_Job_.
Return all lines with the word "title" in them.
____________________
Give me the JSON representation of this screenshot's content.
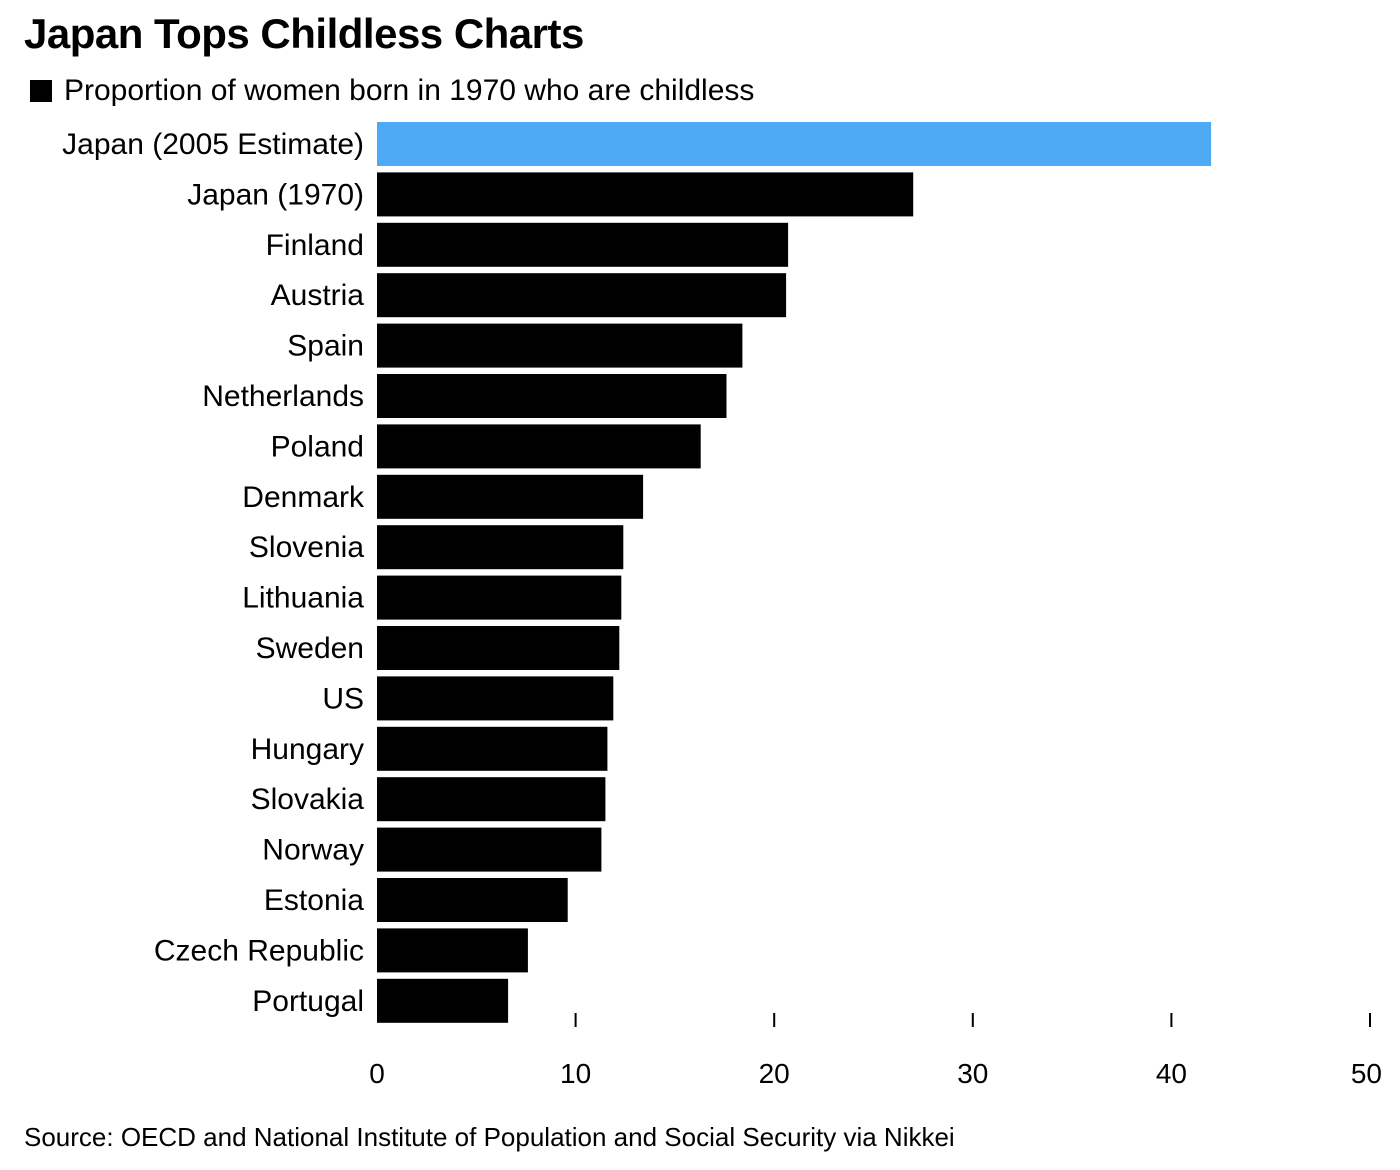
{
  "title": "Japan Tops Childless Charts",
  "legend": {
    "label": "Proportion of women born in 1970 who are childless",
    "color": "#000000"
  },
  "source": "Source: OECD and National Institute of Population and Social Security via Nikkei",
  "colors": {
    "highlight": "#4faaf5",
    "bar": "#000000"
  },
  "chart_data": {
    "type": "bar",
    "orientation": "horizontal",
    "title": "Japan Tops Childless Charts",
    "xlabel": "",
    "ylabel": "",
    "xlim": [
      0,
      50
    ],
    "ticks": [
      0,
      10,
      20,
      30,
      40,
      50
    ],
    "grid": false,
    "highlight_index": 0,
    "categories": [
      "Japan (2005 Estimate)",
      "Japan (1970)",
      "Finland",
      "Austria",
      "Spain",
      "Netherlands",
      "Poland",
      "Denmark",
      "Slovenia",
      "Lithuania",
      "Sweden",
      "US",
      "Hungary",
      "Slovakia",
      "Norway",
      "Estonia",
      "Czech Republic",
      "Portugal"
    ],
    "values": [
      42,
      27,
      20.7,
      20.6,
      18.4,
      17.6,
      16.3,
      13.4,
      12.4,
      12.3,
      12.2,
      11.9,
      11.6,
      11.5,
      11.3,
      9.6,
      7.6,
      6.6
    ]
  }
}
____________________
_Complete output_.
  "title": "Japan Tops Childless Charts",
    "title": "Japan Tops Childless Charts",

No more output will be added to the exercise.